-- Begin Text shown --
Deviation helps the ratings cope with lack of information at the beginning of the season. The default is that each team begins the season with a very large deviation, which is basically the algorithm's attempt to acknowledge that it is not confident in the mean rating. Since deviation is used to weight the post-round ratings update such that those with large deviations experience larger changes, this allows such a team's rating to more to more quickly self-correct from earlier inaccurate predictions. Additionally, losses to teams with high deviations have less of an effect than to those with low deviations.
While deviation helps to significantly mitigate the effect of limited information at the beginning of the season, it does not entirely resolve the problem. The effects of erroneous predictions are substantially evened out over time, but they are never completely eliminated and can add up. For an individual team the effect will be quite small, often negligible. However, the recent trend toward segregation in the early travel schedule magnifies the problem, especially if there is a disparity in the strength of competition at the different tournaments. If there is no prior information on the teams, the ratings are unable to distinguish between an undefeated team at one tournament versus another.
-- End Text shown --
> _Task instructions_:
A: Answer these questions about the text on rating deviation:
(i) By default, what does each team begin the season with?
(ii) Do losses to teams with high deviations have more or less of an effect than losses to teams with low deviations?
(iii) What recent trend magnifies the problem of limited information at the beginning of the season?
B: List every line of the records that contains the string "item".
-- Begin Entries provided --
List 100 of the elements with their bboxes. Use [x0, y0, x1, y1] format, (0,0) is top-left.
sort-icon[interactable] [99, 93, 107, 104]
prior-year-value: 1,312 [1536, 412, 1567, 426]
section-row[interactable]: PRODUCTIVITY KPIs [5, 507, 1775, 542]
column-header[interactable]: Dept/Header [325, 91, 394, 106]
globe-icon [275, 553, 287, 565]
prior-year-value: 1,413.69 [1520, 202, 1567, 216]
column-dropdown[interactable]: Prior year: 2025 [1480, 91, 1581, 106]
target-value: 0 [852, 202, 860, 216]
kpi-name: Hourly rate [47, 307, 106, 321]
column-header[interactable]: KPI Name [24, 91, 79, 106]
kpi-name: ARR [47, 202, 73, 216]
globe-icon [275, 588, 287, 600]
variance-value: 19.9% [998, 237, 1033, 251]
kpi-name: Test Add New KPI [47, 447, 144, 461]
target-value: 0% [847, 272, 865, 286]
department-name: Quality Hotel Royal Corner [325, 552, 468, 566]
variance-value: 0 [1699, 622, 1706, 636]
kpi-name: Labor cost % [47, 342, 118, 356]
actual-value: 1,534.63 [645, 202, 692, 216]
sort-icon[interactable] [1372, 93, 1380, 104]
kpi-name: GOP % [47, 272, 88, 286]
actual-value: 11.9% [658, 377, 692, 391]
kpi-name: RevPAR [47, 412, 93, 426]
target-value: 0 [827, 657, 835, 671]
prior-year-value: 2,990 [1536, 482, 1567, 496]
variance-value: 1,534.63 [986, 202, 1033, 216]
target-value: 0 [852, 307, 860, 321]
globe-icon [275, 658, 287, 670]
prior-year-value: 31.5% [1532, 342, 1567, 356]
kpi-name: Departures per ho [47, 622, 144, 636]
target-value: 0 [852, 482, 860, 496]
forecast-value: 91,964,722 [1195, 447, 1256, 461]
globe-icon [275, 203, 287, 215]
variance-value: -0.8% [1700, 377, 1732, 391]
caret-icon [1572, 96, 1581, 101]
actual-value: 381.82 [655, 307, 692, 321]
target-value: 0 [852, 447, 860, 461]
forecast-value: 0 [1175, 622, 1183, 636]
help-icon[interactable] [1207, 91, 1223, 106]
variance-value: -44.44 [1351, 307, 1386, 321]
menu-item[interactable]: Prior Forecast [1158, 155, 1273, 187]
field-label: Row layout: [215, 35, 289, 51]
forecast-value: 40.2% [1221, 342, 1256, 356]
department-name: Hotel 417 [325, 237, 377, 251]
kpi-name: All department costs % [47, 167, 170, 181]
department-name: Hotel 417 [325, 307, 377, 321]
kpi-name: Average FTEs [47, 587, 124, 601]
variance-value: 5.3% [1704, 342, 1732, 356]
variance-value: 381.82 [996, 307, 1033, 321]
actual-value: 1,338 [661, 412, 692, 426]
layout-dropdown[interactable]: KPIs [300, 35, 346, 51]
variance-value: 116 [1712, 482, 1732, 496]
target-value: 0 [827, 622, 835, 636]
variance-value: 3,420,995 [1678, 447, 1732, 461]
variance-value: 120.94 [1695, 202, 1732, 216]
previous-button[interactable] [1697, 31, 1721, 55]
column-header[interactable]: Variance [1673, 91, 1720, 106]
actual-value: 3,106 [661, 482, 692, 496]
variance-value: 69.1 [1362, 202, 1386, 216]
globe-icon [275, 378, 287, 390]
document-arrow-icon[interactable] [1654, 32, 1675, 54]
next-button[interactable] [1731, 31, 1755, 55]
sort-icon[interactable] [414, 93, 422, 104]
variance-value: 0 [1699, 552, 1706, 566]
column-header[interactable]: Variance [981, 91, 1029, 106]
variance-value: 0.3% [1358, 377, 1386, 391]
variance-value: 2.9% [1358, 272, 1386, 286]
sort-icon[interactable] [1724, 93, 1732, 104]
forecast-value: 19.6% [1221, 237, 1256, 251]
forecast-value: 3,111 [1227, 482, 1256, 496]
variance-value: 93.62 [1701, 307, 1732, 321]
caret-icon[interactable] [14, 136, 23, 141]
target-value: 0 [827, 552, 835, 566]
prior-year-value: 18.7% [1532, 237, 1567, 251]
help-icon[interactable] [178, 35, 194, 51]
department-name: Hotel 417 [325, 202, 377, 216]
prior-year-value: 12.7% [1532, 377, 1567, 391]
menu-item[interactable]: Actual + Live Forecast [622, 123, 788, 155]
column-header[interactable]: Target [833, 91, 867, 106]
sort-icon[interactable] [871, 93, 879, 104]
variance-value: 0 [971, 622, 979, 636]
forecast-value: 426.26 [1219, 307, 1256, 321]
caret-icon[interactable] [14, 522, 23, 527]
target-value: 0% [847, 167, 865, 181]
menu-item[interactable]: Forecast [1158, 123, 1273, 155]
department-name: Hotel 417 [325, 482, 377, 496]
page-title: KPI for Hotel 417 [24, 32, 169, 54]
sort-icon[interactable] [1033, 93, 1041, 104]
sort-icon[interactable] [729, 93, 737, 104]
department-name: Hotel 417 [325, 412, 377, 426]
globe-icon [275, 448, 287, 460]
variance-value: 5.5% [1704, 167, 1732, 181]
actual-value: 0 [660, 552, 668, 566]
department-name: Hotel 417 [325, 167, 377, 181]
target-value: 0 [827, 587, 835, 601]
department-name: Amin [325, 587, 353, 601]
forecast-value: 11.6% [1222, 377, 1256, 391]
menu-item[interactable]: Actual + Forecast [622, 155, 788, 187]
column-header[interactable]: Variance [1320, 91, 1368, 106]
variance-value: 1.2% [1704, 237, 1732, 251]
-- End Entries provided --
> _Task-by-task solutions_:
A:
(i) A very large deviation.
(ii) Less of an effect.
(iii) The trend toward segregation in the early travel schedule.

B:
menu-item[interactable]: Prior Forecast [1158, 155, 1273, 187]
menu-item[interactable]: Actual + Live Forecast [622, 123, 788, 155]
menu-item[interactable]: Forecast [1158, 123, 1273, 155]
menu-item[interactable]: Actual + Forecast [622, 155, 788, 187]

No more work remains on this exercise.